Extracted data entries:

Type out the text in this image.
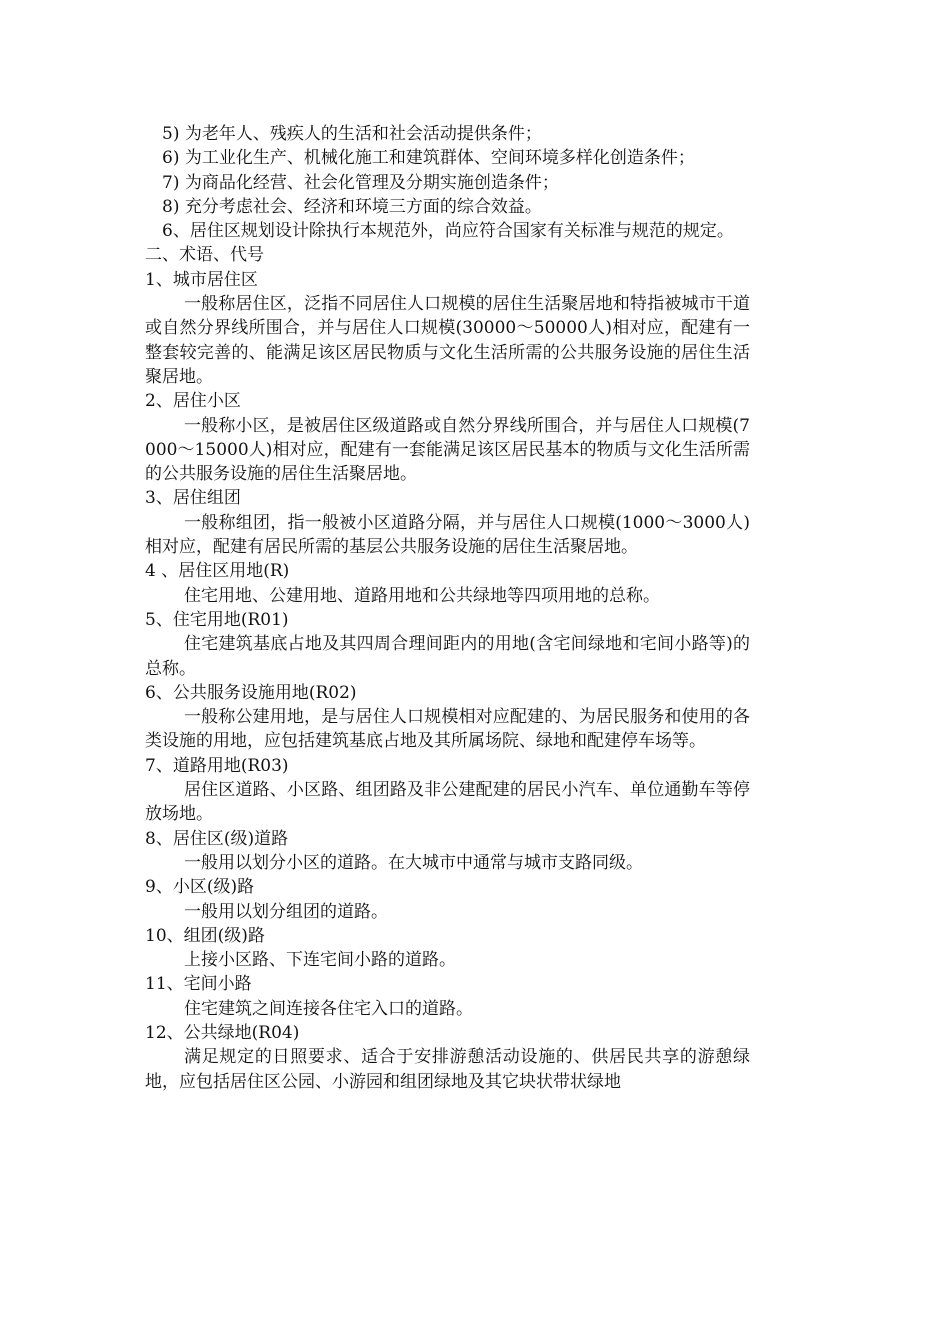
5) 为老年人、残疾人的生活和社会活动提供条件；

6) 为工业化生产、机械化施工和建筑群体、空间环境多样化创造条件；

7) 为商品化经营、社会化管理及分期实施创造条件；

8) 充分考虑社会、经济和环境三方面的综合效益。

6、居住区规划设计除执行本规范外，尚应符合国家有关标准与规范的规定。

二、术语、代号

1、城市居住区

一般称居住区，泛指不同居住人口规模的居住生活聚居地和特指被城市干道或自然分界线所围合，并与居住人口规模(30000～50000人)相对应，配建有一整套较完善的、能满足该区居民物质与文化生活所需的公共服务设施的居住生活聚居地。

2、居住小区

一般称小区，是被居住区级道路或自然分界线所围合，并与居住人口规模(7000～15000人)相对应，配建有一套能满足该区居民基本的物质与文化生活所需的公共服务设施的居住生活聚居地。

3、居住组团

一般称组团，指一般被小区道路分隔，并与居住人口规模(1000～3000人)相对应，配建有居民所需的基层公共服务设施的居住生活聚居地。

4 、居住区用地(R)

住宅用地、公建用地、道路用地和公共绿地等四项用地的总称。

5、住宅用地(R01)

住宅建筑基底占地及其四周合理间距内的用地(含宅间绿地和宅间小路等)的总称。

6、公共服务设施用地(R02)

一般称公建用地，是与居住人口规模相对应配建的、为居民服务和使用的各类设施的用地，应包括建筑基底占地及其所属场院、绿地和配建停车场等。

7、道路用地(R03)

居住区道路、小区路、组团路及非公建配建的居民小汽车、单位通勤车等停放场地。

8、居住区(级)道路

一般用以划分小区的道路。在大城市中通常与城市支路同级。

9、小区(级)路

一般用以划分组团的道路。

10、组团(级)路

上接小区路、下连宅间小路的道路。

11、宅间小路

住宅建筑之间连接各住宅入口的道路。

12、公共绿地(R04)

满足规定的日照要求、适合于安排游憩活动设施的、供居民共享的游憩绿地，应包括居住区公园、小游园和组团绿地及其它块状带状绿地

> **The problem**
Every line above should be returned word for word, with the pictures left behind.

> **Output of the task**
Type out the text in this image.
5) 为老年人、残疾人的生活和社会活动提供条件；

6) 为工业化生产、机械化施工和建筑群体、空间环境多样化创造条件；

7) 为商品化经营、社会化管理及分期实施创造条件；

8) 充分考虑社会、经济和环境三方面的综合效益。

6、居住区规划设计除执行本规范外，尚应符合国家有关标准与规范的规定。

二、术语、代号

1、城市居住区

一般称居住区，泛指不同居住人口规模的居住生活聚居地和特指被城市干道或自然分界线所围合，并与居住人口规模(30000～50000人)相对应，配建有一整套较完善的、能满足该区居民物质与文化生活所需的公共服务设施的居住生活聚居地。

2、居住小区

一般称小区，是被居住区级道路或自然分界线所围合，并与居住人口规模(7000～15000人)相对应，配建有一套能满足该区居民基本的物质与文化生活所需的公共服务设施的居住生活聚居地。

3、居住组团

一般称组团，指一般被小区道路分隔，并与居住人口规模(1000～3000人)相对应，配建有居民所需的基层公共服务设施的居住生活聚居地。

4 、居住区用地(R)

住宅用地、公建用地、道路用地和公共绿地等四项用地的总称。

5、住宅用地(R01)

住宅建筑基底占地及其四周合理间距内的用地(含宅间绿地和宅间小路等)的总称。

6、公共服务设施用地(R02)

一般称公建用地，是与居住人口规模相对应配建的、为居民服务和使用的各类设施的用地，应包括建筑基底占地及其所属场院、绿地和配建停车场等。

7、道路用地(R03)

居住区道路、小区路、组团路及非公建配建的居民小汽车、单位通勤车等停放场地。

8、居住区(级)道路

一般用以划分小区的道路。在大城市中通常与城市支路同级。

9、小区(级)路

一般用以划分组团的道路。

10、组团(级)路

上接小区路、下连宅间小路的道路。

11、宅间小路

住宅建筑之间连接各住宅入口的道路。

12、公共绿地(R04)

满足规定的日照要求、适合于安排游憩活动设施的、供居民共享的游憩绿地，应包括居住区公园、小游园和组团绿地及其它块状带状绿地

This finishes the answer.